→ **Given request**: Reproduce every entry exactly.

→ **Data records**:
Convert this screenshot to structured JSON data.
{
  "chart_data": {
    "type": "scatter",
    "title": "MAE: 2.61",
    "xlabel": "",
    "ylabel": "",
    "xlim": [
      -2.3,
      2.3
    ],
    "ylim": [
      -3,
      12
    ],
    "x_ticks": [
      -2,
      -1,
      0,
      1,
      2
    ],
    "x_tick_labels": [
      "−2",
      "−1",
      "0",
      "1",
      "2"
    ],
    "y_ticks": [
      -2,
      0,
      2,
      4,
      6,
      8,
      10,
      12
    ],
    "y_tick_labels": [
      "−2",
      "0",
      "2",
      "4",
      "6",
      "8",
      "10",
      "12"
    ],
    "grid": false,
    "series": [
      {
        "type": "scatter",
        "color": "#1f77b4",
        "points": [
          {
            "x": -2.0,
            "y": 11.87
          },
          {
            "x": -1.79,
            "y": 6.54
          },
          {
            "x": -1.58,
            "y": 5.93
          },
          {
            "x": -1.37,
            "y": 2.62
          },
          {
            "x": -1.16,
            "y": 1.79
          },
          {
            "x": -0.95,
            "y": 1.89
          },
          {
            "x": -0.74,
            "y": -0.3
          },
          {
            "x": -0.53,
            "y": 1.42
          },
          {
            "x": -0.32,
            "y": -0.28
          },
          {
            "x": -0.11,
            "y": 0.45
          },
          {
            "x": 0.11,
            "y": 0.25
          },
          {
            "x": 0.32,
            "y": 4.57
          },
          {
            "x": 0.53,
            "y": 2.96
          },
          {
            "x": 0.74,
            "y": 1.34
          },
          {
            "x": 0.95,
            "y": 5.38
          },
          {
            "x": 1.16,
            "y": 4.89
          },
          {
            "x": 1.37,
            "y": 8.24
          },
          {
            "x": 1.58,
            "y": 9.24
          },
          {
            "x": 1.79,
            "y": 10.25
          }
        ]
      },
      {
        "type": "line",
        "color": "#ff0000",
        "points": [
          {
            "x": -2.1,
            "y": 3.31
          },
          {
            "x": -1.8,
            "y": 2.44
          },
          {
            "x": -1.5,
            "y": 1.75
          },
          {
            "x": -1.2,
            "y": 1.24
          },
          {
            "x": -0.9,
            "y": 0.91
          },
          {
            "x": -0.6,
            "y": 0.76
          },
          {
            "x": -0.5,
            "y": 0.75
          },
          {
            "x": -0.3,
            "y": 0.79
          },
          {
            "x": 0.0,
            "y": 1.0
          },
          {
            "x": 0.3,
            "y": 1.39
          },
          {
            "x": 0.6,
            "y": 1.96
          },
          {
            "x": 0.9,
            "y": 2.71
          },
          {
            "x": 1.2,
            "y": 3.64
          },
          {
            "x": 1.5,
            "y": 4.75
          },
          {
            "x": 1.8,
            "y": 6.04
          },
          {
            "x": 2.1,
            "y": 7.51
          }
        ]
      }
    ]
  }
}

→ **Exercise result**:
Convert this screenshot to structured JSON data.
{
  "chart_data": {
    "type": "scatter",
    "title": "MAE: 2.61",
    "xlabel": "",
    "ylabel": "",
    "xlim": [
      -2.3,
      2.3
    ],
    "ylim": [
      -3,
      12
    ],
    "x_ticks": [
      -2,
      -1,
      0,
      1,
      2
    ],
    "x_tick_labels": [
      "−2",
      "−1",
      "0",
      "1",
      "2"
    ],
    "y_ticks": [
      -2,
      0,
      2,
      4,
      6,
      8,
      10,
      12
    ],
    "y_tick_labels": [
      "−2",
      "0",
      "2",
      "4",
      "6",
      "8",
      "10",
      "12"
    ],
    "grid": false,
    "series": [
      {
        "type": "scatter",
        "color": "#1f77b4",
        "points": [
          {
            "x": -2.0,
            "y": 11.87
          },
          {
            "x": -1.79,
            "y": 6.54
          },
          {
            "x": -1.58,
            "y": 5.93
          },
          {
            "x": -1.37,
            "y": 2.62
          },
          {
            "x": -1.16,
            "y": 1.79
          },
          {
            "x": -0.95,
            "y": 1.89
          },
          {
            "x": -0.74,
            "y": -0.3
          },
          {
            "x": -0.53,
            "y": 1.42
          },
          {
            "x": -0.32,
            "y": -0.28
          },
          {
            "x": -0.11,
            "y": 0.45
          },
          {
            "x": 0.11,
            "y": 0.25
          },
          {
            "x": 0.32,
            "y": 4.57
          },
          {
            "x": 0.53,
            "y": 2.96
          },
          {
            "x": 0.74,
            "y": 1.34
          },
          {
            "x": 0.95,
            "y": 5.38
          },
          {
            "x": 1.16,
            "y": 4.89
          },
          {
            "x": 1.37,
            "y": 8.24
          },
          {
            "x": 1.58,
            "y": 9.24
          },
          {
            "x": 1.79,
            "y": 10.25
          }
        ]
      },
      {
        "type": "line",
        "color": "#ff0000",
        "points": [
          {
            "x": -2.1,
            "y": 3.31
          },
          {
            "x": -1.8,
            "y": 2.44
          },
          {
            "x": -1.5,
            "y": 1.75
          },
          {
            "x": -1.2,
            "y": 1.24
          },
          {
            "x": -0.9,
            "y": 0.91
          },
          {
            "x": -0.6,
            "y": 0.76
          },
          {
            "x": -0.5,
            "y": 0.75
          },
          {
            "x": -0.3,
            "y": 0.79
          },
          {
            "x": 0.0,
            "y": 1.0
          },
          {
            "x": 0.3,
            "y": 1.39
          },
          {
            "x": 0.6,
            "y": 1.96
          },
          {
            "x": 0.9,
            "y": 2.71
          },
          {
            "x": 1.2,
            "y": 3.64
          },
          {
            "x": 1.5,
            "y": 4.75
          },
          {
            "x": 1.8,
            "y": 6.04
          },
          {
            "x": 2.1,
            "y": 7.51
          }
        ]
      }
    ]
  }
}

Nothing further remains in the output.